** BEGIN INFORMATION SHOWN **

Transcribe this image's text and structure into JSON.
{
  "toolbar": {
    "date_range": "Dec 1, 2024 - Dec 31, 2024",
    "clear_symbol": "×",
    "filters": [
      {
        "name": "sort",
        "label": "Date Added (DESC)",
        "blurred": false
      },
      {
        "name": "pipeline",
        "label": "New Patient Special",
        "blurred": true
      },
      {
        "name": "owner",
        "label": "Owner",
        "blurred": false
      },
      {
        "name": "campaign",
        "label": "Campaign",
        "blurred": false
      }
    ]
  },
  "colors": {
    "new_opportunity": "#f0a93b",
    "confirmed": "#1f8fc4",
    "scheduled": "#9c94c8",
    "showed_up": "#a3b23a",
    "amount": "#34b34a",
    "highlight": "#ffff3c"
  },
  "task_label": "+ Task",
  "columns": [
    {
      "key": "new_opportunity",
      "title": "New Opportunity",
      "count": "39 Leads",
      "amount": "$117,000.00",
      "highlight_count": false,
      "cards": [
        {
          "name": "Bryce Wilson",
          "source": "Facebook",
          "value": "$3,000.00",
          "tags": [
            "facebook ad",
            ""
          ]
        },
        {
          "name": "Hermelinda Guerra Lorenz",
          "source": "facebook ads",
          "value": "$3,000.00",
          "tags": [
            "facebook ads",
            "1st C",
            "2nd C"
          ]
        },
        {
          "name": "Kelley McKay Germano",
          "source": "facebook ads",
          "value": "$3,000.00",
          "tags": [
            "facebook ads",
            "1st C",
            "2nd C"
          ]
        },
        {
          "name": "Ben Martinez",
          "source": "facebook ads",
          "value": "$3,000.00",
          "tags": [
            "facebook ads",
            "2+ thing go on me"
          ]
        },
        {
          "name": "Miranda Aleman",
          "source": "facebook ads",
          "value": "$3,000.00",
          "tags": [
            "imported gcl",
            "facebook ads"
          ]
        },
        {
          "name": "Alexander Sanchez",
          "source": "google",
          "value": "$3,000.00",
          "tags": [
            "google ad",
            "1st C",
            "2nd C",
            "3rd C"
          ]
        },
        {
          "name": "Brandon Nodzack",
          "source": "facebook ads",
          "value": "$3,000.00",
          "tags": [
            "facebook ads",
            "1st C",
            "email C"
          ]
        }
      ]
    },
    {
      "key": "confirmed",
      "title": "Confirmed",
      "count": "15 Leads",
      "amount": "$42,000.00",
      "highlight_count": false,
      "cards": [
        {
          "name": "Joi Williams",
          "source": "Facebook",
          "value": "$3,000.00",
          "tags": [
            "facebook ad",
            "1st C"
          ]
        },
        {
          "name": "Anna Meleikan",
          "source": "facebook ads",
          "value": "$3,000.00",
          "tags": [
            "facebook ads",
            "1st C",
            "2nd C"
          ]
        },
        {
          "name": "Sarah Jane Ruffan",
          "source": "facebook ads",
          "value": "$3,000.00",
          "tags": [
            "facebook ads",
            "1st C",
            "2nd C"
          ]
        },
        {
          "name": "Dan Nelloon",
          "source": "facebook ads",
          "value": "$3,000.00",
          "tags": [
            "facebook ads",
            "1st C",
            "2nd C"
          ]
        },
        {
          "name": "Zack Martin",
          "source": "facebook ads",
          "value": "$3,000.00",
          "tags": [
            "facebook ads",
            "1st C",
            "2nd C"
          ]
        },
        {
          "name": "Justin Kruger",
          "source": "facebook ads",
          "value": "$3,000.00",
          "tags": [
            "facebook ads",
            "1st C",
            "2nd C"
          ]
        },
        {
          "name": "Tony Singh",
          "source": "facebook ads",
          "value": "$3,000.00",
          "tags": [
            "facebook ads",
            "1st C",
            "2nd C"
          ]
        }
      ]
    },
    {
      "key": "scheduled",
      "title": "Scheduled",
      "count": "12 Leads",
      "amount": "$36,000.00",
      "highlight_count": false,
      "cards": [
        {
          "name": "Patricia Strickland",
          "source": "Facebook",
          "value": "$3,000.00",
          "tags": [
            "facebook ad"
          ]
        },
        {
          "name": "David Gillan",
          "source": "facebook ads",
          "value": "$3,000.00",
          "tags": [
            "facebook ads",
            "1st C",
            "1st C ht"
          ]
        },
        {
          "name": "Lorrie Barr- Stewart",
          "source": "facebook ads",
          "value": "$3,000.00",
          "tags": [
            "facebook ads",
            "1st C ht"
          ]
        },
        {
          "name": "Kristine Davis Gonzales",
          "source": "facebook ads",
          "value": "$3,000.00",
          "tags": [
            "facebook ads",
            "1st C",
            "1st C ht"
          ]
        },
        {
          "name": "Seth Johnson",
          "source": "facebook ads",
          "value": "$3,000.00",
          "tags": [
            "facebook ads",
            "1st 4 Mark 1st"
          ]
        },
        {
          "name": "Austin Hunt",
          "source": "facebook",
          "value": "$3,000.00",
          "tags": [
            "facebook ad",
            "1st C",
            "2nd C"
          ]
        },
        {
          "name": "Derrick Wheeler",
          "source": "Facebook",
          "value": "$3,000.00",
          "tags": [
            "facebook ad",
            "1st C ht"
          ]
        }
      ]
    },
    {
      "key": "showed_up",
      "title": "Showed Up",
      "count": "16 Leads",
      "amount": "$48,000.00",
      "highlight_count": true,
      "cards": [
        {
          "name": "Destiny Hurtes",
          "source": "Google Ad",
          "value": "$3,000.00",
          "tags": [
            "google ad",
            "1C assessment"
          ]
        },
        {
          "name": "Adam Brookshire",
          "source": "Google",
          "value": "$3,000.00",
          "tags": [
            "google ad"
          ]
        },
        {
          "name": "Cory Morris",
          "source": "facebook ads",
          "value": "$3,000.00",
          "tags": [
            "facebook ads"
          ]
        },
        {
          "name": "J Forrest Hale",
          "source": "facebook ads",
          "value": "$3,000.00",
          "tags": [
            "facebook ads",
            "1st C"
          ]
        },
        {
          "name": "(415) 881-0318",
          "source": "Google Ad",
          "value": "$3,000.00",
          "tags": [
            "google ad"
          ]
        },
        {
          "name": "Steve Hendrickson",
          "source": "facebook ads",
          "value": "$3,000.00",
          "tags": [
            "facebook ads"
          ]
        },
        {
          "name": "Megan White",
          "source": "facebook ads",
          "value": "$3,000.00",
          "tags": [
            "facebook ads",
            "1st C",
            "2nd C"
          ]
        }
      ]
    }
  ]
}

** END INFORMATION SHOWN **

▸ **EXERCISE**: Isolate each line of the listing above that includes "amount". Copy it.

▸ **EXERCISE OUTPUT**:
    "amount": "#34b34a",
      "amount": "$117,000.00",
      "amount": "$42,000.00",
      "amount": "$36,000.00",
      "amount": "$48,000.00",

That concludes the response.